Please summarize the text on routes to professional writing in two sentences.
>> START SUPPLIED TEXT
Explanation of Major Routes in Professional Writing - Succeed in Writing. Key words: contract, employee, freelance, speculative, technical, marketing, proposal, television, staff writer, Ron Kurtus, School for Champions. Copyright © Restrictions
Major Routes to Professional Writing
by Ron Kurtus (8 January 2008)
Major routes to earning your living as a writer are to be an employee of a company, to do contract writing or to do speculative writing. An employee has a long-term contract or arrangement, a contract or freelance writer gets short-term contract, while a speculative writer is often selling a completed work. There is some overlap in their areas, and sometimes writers jump from one route to another.
Questions you may have include:
- What are the factors involved in being an employee?
- What is an independent contract writer?
- What are the factors involved in speculative writing?
This lesson will answer those questions.
Many writers are employees of companies. They are given writing assignments and deadlines to complete those assignments. The job provides stability and security. But since no job is guaranteed forever, employees are actually writers with long term contracts.
Technical writers, proposal writers and marketing writers are typical business writing employees. In television and movies, there are staff story writers, news writers and editors, among other writing jobs.
>> END SUPPLIED TEXT
>> START SUPPLIED INFORMATION
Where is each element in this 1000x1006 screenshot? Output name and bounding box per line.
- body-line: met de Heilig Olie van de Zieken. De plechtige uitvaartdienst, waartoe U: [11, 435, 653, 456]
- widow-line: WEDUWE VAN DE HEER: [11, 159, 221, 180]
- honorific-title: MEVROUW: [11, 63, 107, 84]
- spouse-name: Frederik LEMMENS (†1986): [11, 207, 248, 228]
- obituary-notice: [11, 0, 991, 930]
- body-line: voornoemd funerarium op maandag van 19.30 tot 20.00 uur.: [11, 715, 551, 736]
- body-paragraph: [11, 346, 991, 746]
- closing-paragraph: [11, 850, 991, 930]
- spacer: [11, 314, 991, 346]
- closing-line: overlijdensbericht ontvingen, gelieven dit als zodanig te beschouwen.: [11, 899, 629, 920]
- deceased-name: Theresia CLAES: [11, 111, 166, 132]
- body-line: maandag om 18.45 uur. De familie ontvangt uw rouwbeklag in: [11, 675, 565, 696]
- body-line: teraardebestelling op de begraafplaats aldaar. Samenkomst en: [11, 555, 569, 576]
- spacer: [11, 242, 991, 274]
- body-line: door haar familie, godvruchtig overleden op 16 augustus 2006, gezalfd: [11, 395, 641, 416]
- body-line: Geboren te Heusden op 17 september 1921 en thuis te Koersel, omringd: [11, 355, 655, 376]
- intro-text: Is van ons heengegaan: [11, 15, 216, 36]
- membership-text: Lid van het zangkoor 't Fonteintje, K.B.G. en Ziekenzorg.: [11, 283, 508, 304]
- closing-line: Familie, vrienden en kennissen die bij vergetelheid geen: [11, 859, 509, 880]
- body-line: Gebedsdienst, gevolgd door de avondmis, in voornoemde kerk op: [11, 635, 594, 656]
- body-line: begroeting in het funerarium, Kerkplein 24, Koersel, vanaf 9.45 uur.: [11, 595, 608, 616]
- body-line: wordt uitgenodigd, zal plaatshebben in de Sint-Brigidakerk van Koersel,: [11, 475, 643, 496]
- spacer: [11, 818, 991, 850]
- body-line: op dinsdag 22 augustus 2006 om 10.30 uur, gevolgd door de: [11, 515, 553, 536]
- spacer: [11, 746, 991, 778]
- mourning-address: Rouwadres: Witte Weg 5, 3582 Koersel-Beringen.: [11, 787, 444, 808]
>> END SUPPLIED INFORMATION
EXERCISE ANSWER
Writers can earn a living as company employees with long-term arrangements, as contract or freelance writers with short-term contracts, or as speculative writers who often sell completed work, and writers sometimes move from one route to another. Employees such as technical, proposal, and marketing writers, or staff writers in television and movies, get assignments and deadlines and a stable job, though because no job is guaranteed forever they are really writers on long-term contracts.